What you are asked to do
Copy out the listing word for word, from its first line through the line that contains "avatar[interactable] <box>98 520", including both of those lines.

>> START Raw data

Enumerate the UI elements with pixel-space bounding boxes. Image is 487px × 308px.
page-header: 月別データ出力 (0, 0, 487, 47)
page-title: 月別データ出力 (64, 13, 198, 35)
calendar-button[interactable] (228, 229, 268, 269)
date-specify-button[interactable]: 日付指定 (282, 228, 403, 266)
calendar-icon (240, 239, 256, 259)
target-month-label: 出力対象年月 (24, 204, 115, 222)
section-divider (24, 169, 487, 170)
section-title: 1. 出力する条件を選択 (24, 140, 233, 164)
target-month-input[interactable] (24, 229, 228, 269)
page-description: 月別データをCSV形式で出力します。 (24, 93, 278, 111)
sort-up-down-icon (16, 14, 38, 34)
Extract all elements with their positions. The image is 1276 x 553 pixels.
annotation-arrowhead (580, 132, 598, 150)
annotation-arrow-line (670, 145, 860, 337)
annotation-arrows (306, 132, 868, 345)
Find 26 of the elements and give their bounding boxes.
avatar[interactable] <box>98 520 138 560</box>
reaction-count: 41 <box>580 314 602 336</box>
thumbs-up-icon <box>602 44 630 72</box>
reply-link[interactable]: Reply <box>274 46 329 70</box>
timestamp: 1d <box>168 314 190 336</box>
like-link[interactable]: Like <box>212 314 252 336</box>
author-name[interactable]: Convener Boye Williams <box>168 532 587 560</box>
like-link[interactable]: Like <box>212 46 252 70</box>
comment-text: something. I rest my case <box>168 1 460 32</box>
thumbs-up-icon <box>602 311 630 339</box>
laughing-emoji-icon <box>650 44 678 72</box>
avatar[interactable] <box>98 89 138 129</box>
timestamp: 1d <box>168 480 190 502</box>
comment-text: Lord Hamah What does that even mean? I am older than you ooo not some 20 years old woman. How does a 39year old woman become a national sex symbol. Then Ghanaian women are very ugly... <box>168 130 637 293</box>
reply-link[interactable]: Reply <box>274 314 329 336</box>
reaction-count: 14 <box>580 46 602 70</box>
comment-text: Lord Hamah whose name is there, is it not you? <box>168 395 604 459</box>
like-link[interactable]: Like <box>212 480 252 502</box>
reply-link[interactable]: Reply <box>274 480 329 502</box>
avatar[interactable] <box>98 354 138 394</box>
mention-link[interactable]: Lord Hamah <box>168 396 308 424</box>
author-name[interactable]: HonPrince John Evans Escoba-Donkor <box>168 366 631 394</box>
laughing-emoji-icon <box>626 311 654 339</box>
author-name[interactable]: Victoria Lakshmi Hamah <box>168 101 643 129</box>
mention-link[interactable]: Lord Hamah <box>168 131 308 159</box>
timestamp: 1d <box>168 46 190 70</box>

>> END Raw data

Task solution
Enumerate the UI elements with pixel-space bounding boxes. Image is 487px × 308px.
page-header: 月別データ出力 (0, 0, 487, 47)
page-title: 月別データ出力 (64, 13, 198, 35)
calendar-button[interactable] (228, 229, 268, 269)
date-specify-button[interactable]: 日付指定 (282, 228, 403, 266)
calendar-icon (240, 239, 256, 259)
target-month-label: 出力対象年月 (24, 204, 115, 222)
section-divider (24, 169, 487, 170)
section-title: 1. 出力する条件を選択 (24, 140, 233, 164)
target-month-input[interactable] (24, 229, 228, 269)
page-description: 月別データをCSV形式で出力します。 (24, 93, 278, 111)
sort-up-down-icon (16, 14, 38, 34)
Extract all elements with their positions. The image is 1276 x 553 pixels.
annotation-arrowhead (580, 132, 598, 150)
annotation-arrow-line (670, 145, 860, 337)
annotation-arrows (306, 132, 868, 345)
Find 26 of the elements and give their bounding boxes.
avatar[interactable] <box>98 520 138 560</box>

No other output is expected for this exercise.